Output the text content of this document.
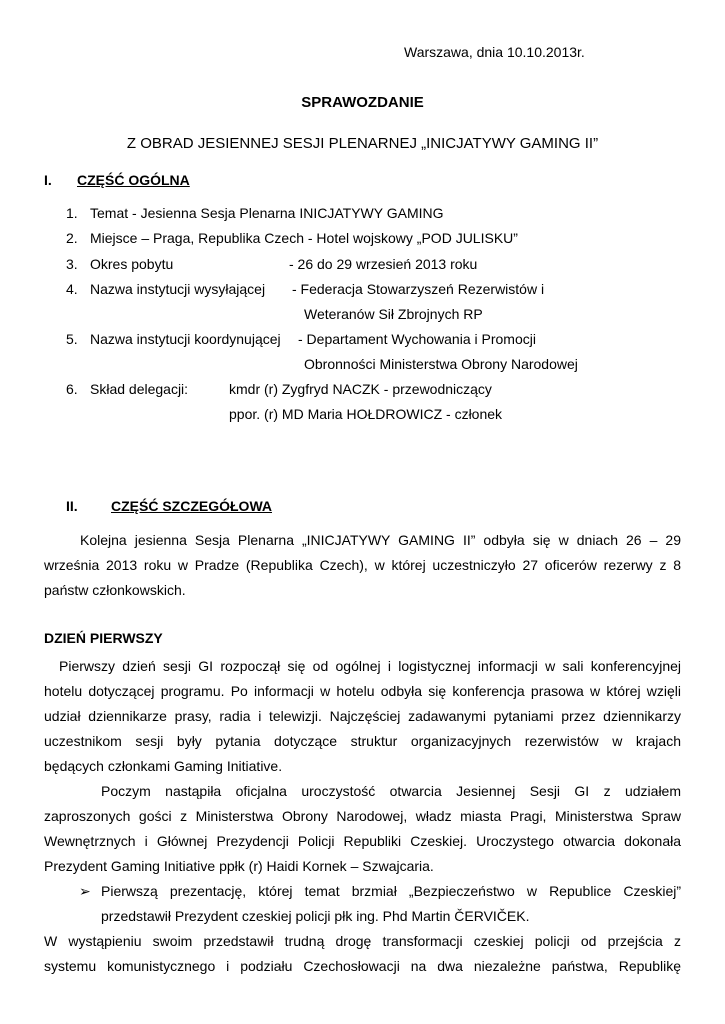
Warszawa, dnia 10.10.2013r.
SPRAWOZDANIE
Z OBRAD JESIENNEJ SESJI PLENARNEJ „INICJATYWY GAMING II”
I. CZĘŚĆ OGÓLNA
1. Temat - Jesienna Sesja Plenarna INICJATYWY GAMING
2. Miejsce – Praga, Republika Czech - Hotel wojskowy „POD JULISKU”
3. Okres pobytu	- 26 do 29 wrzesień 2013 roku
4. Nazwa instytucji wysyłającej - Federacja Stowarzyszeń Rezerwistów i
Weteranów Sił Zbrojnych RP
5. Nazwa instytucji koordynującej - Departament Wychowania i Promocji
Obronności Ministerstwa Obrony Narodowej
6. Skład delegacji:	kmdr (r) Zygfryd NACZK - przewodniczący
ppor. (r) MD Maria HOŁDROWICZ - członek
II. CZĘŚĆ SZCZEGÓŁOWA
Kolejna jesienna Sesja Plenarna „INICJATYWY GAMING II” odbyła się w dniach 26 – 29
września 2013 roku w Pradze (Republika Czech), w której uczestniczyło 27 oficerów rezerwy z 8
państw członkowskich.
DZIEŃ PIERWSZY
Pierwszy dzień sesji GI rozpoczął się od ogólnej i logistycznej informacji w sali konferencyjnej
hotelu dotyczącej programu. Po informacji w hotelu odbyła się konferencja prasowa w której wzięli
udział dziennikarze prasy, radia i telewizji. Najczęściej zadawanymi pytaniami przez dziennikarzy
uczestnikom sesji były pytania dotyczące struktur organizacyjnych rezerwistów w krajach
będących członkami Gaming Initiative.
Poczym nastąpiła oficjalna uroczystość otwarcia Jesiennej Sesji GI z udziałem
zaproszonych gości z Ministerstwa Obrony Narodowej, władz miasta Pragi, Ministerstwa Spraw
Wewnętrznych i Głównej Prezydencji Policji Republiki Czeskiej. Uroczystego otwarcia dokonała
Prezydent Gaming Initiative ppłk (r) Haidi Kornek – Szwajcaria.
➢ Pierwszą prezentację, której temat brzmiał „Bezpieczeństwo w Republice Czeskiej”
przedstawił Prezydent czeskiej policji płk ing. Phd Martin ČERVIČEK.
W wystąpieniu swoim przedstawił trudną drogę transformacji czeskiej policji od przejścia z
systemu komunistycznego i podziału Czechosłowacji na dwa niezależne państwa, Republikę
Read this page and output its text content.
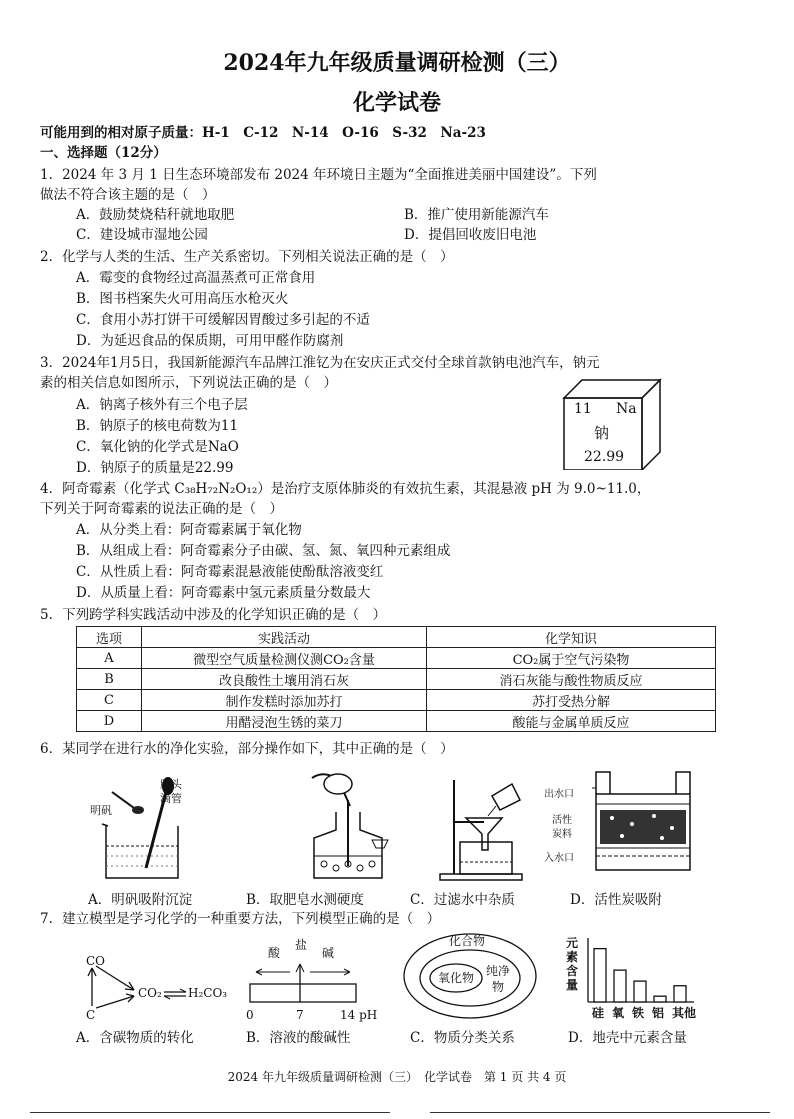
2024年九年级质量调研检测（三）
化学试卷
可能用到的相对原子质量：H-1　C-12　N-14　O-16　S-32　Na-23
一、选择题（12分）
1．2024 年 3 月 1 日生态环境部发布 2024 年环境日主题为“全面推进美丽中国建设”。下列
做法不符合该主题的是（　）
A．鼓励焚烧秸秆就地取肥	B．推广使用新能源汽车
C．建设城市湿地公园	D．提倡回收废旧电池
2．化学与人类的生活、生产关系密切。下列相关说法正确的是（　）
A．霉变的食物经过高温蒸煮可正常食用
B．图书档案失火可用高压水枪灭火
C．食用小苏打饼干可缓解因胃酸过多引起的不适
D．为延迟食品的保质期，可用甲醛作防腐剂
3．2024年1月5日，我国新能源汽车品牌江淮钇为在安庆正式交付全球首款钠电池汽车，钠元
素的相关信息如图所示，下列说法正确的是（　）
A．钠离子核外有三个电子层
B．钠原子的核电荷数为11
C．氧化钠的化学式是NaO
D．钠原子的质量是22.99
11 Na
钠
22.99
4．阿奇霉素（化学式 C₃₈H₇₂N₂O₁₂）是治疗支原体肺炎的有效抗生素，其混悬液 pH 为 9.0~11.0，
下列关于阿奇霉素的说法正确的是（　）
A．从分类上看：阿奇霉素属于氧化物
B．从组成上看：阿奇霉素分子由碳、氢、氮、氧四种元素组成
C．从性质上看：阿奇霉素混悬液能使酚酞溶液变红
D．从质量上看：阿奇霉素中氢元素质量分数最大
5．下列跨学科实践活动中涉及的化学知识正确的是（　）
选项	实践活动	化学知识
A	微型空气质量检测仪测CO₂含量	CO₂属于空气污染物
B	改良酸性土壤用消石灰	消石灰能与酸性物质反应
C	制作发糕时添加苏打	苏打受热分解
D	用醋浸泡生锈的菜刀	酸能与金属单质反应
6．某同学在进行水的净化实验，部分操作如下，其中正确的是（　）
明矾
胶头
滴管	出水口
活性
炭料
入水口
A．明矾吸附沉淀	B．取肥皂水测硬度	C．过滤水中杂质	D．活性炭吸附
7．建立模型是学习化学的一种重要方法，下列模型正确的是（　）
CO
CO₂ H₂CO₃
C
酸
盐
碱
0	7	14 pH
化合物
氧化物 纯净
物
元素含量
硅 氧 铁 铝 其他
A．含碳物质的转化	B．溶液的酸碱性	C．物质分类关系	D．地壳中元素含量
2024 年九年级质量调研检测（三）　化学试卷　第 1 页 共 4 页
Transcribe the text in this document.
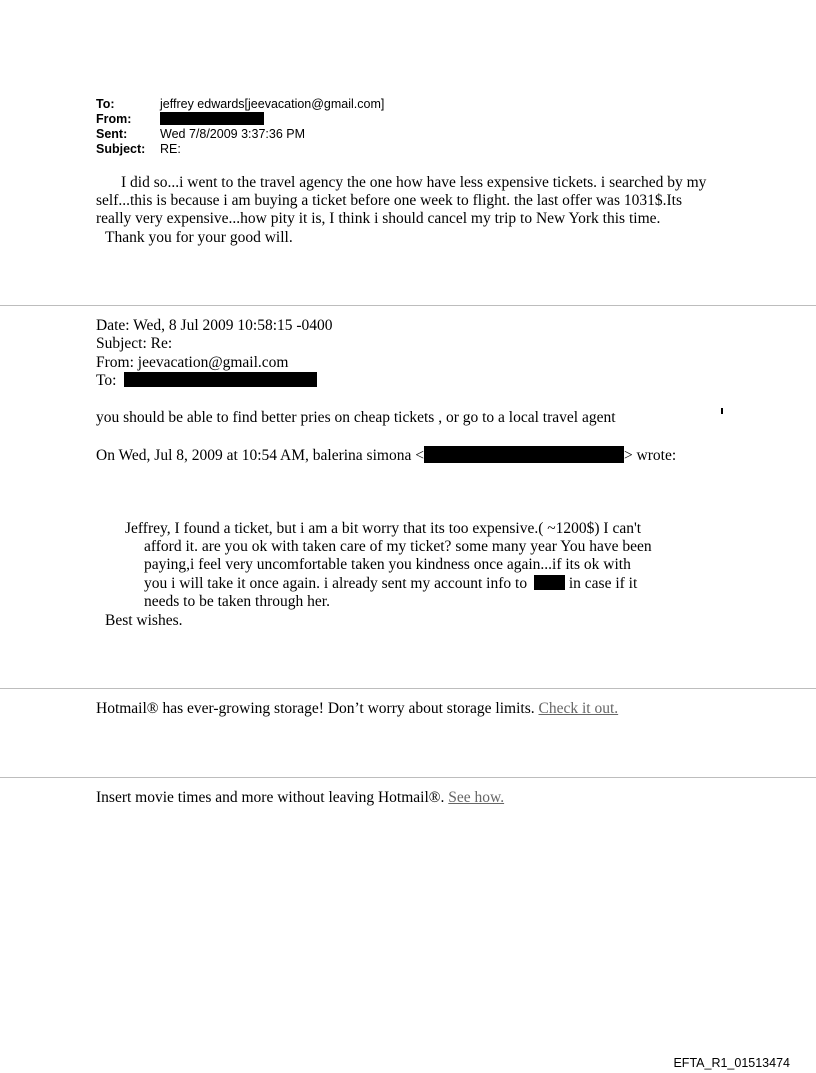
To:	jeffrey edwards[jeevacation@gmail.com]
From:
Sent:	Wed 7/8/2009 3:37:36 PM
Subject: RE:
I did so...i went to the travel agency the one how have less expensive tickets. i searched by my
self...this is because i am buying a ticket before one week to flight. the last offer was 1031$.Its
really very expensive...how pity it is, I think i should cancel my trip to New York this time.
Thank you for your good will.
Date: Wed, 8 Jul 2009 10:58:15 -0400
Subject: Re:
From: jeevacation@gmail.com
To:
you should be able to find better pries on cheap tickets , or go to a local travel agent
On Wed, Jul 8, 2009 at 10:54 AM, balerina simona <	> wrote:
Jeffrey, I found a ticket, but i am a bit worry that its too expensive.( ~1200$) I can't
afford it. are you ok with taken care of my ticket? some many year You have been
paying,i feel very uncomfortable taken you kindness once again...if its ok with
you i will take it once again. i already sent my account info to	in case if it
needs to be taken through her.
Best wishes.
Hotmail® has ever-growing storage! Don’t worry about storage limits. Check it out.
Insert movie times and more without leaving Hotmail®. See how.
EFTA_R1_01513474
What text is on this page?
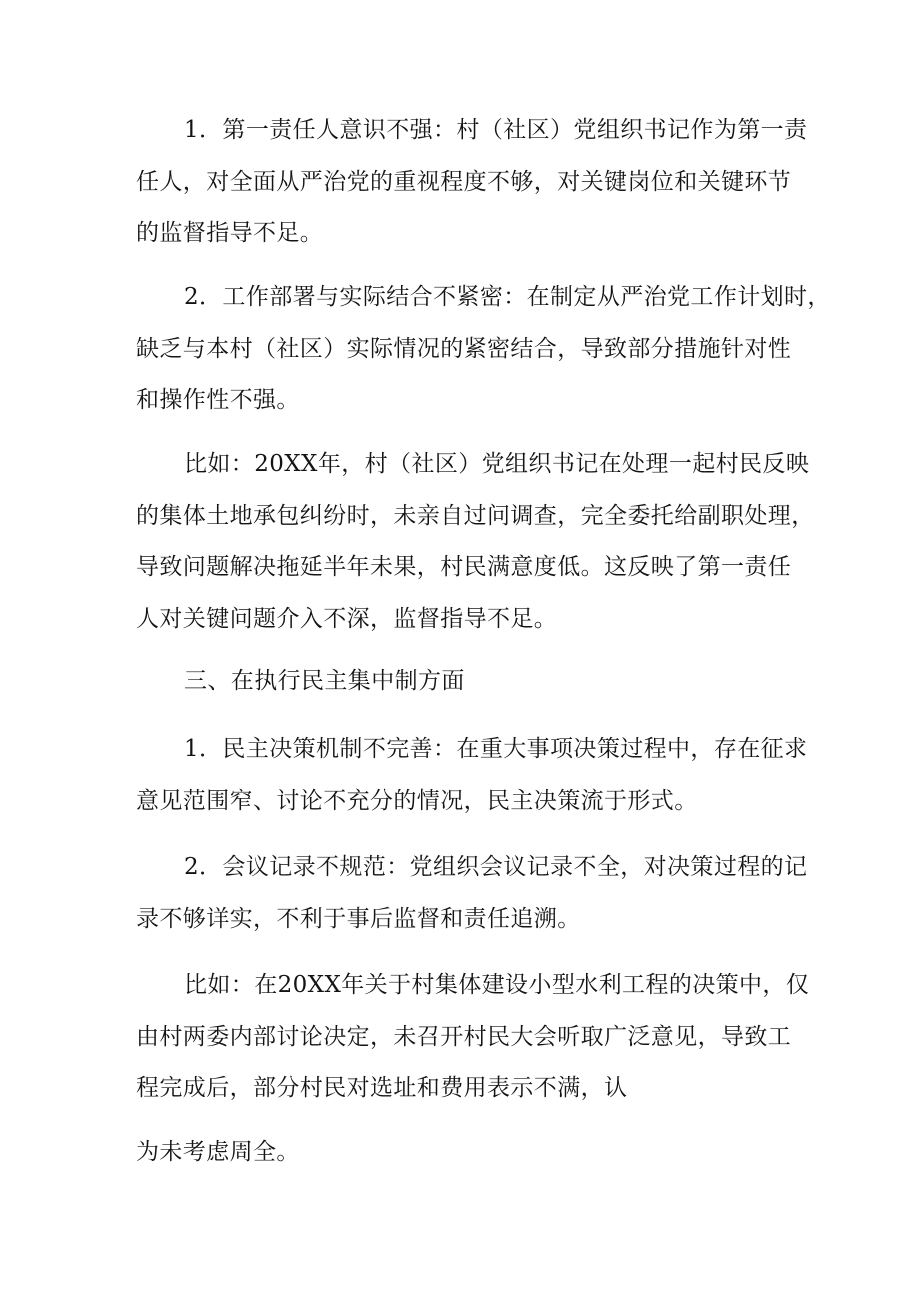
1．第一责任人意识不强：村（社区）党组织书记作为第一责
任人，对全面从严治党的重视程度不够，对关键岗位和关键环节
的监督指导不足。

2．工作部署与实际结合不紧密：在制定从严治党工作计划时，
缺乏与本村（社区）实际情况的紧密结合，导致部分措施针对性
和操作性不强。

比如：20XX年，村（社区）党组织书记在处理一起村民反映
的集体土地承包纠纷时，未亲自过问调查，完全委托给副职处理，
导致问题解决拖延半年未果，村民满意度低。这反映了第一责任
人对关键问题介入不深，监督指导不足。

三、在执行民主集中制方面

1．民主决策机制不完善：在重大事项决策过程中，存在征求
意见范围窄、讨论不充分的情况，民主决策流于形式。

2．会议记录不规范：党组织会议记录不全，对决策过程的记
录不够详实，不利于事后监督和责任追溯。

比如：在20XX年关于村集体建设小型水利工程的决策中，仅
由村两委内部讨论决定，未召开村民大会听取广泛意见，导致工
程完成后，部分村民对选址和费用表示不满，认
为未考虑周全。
==================================================
Leave the images out, please, and restate each line word for word.

■ SOLUTION BELOW ■
Output the text content of this document.
Warszawa, dnia 10.10.2013r.
SPRAWOZDANIE
Z OBRAD JESIENNEJ SESJI PLENARNEJ „INICJATYWY GAMING II”
I. CZĘŚĆ OGÓLNA
1. Temat - Jesienna Sesja Plenarna INICJATYWY GAMING
2. Miejsce – Praga, Republika Czech - Hotel wojskowy „POD JULISKU”
3. Okres pobytu	- 26 do 29 wrzesień 2013 roku
4. Nazwa instytucji wysyłającej - Federacja Stowarzyszeń Rezerwistów i
Weteranów Sił Zbrojnych RP
5. Nazwa instytucji koordynującej - Departament Wychowania i Promocji
Obronności Ministerstwa Obrony Narodowej
6. Skład delegacji:	kmdr (r) Zygfryd NACZK - przewodniczący
ppor. (r) MD Maria HOŁDROWICZ - członek
II. CZĘŚĆ SZCZEGÓŁOWA
Kolejna jesienna Sesja Plenarna „INICJATYWY GAMING II” odbyła się w dniach 26 – 29
września 2013 roku w Pradze (Republika Czech), w której uczestniczyło 27 oficerów rezerwy z 8
państw członkowskich.
DZIEŃ PIERWSZY
Pierwszy dzień sesji GI rozpoczął się od ogólnej i logistycznej informacji w sali konferencyjnej
hotelu dotyczącej programu. Po informacji w hotelu odbyła się konferencja prasowa w której wzięli
udział dziennikarze prasy, radia i telewizji. Najczęściej zadawanymi pytaniami przez dziennikarzy
uczestnikom sesji były pytania dotyczące struktur organizacyjnych rezerwistów w krajach
będących członkami Gaming Initiative.
Poczym nastąpiła oficjalna uroczystość otwarcia Jesiennej Sesji GI z udziałem
zaproszonych gości z Ministerstwa Obrony Narodowej, władz miasta Pragi, Ministerstwa Spraw
Wewnętrznych i Głównej Prezydencji Policji Republiki Czeskiej. Uroczystego otwarcia dokonała
Prezydent Gaming Initiative ppłk (r) Haidi Kornek – Szwajcaria.
➢ Pierwszą prezentację, której temat brzmiał „Bezpieczeństwo w Republice Czeskiej”
przedstawił Prezydent czeskiej policji płk ing. Phd Martin ČERVIČEK.
W wystąpieniu swoim przedstawił trudną drogę transformacji czeskiej policji od przejścia z
systemu komunistycznego i podziału Czechosłowacji na dwa niezależne państwa, Republikę
Read this page and output its text content.
2024年九年级质量调研检测（三）
化学试卷
可能用到的相对原子质量：H-1　C-12　N-14　O-16　S-32　Na-23
一、选择题（12分）
1．2024 年 3 月 1 日生态环境部发布 2024 年环境日主题为“全面推进美丽中国建设”。下列
做法不符合该主题的是（　）
A．鼓励焚烧秸秆就地取肥	B．推广使用新能源汽车
C．建设城市湿地公园	D．提倡回收废旧电池
2．化学与人类的生活、生产关系密切。下列相关说法正确的是（　）
A．霉变的食物经过高温蒸煮可正常食用
B．图书档案失火可用高压水枪灭火
C．食用小苏打饼干可缓解因胃酸过多引起的不适
D．为延迟食品的保质期，可用甲醛作防腐剂
3．2024年1月5日，我国新能源汽车品牌江淮钇为在安庆正式交付全球首款钠电池汽车，钠元
素的相关信息如图所示，下列说法正确的是（　）
A．钠离子核外有三个电子层
B．钠原子的核电荷数为11
C．氧化钠的化学式是NaO
D．钠原子的质量是22.99
11 Na
钠
22.99
4．阿奇霉素（化学式 C₃₈H₇₂N₂O₁₂）是治疗支原体肺炎的有效抗生素，其混悬液 pH 为 9.0~11.0，
下列关于阿奇霉素的说法正确的是（　）
A．从分类上看：阿奇霉素属于氧化物
B．从组成上看：阿奇霉素分子由碳、氢、氮、氧四种元素组成
C．从性质上看：阿奇霉素混悬液能使酚酞溶液变红
D．从质量上看：阿奇霉素中氢元素质量分数最大
5．下列跨学科实践活动中涉及的化学知识正确的是（　）
选项	实践活动	化学知识
A	微型空气质量检测仪测CO₂含量	CO₂属于空气污染物
B	改良酸性土壤用消石灰	消石灰能与酸性物质反应
C	制作发糕时添加苏打	苏打受热分解
D	用醋浸泡生锈的菜刀	酸能与金属单质反应
6．某同学在进行水的净化实验，部分操作如下，其中正确的是（　）
明矾
胶头
滴管	出水口
活性
炭料
入水口
A．明矾吸附沉淀	B．取肥皂水测硬度	C．过滤水中杂质	D．活性炭吸附
7．建立模型是学习化学的一种重要方法，下列模型正确的是（　）
CO
CO₂ H₂CO₃
C
酸
盐
碱
0	7	14 pH
化合物
氧化物 纯净
物
元素含量
硅 氧 铁 铝 其他
A．含碳物质的转化	B．溶液的酸碱性	C．物质分类关系	D．地壳中元素含量
2024 年九年级质量调研检测（三）　化学试卷　第 1 页 共 4 页
Transcribe the text in this document.
To:	jeffrey edwards[jeevacation@gmail.com]
From:
Sent:	Wed 7/8/2009 3:37:36 PM
Subject: RE:
I did so...i went to the travel agency the one how have less expensive tickets. i searched by my
self...this is because i am buying a ticket before one week to flight. the last offer was 1031$.Its
really very expensive...how pity it is, I think i should cancel my trip to New York this time.
Thank you for your good will.
Date: Wed, 8 Jul 2009 10:58:15 -0400
Subject: Re:
From: jeevacation@gmail.com
To:
you should be able to find better pries on cheap tickets , or go to a local travel agent
On Wed, Jul 8, 2009 at 10:54 AM, balerina simona <	> wrote:
Jeffrey, I found a ticket, but i am a bit worry that its too expensive.( ~1200$) I can't
afford it. are you ok with taken care of my ticket? some many year You have been
paying,i feel very uncomfortable taken you kindness once again...if its ok with
you i will take it once again. i already sent my account info to	in case if it
needs to be taken through her.
Best wishes.
Hotmail® has ever-growing storage! Don’t worry about storage limits. Check it out.
Insert movie times and more without leaving Hotmail®. See how.
EFTA_R1_01513474
What text is on this page?
1．第一责任人意识不强：村（社区）党组织书记作为第一责
任人，对全面从严治党的重视程度不够，对关键岗位和关键环节
的监督指导不足。

2．工作部署与实际结合不紧密：在制定从严治党工作计划时，
缺乏与本村（社区）实际情况的紧密结合，导致部分措施针对性
和操作性不强。

比如：20XX年，村（社区）党组织书记在处理一起村民反映
的集体土地承包纠纷时，未亲自过问调查，完全委托给副职处理，
导致问题解决拖延半年未果，村民满意度低。这反映了第一责任
人对关键问题介入不深，监督指导不足。

三、在执行民主集中制方面

1．民主决策机制不完善：在重大事项决策过程中，存在征求
意见范围窄、讨论不充分的情况，民主决策流于形式。

2．会议记录不规范：党组织会议记录不全，对决策过程的记
录不够详实，不利于事后监督和责任追溯。

比如：在20XX年关于村集体建设小型水利工程的决策中，仅
由村两委内部讨论决定，未召开村民大会听取广泛意见，导致工
程完成后，部分村民对选址和费用表示不满，认
为未考虑周全。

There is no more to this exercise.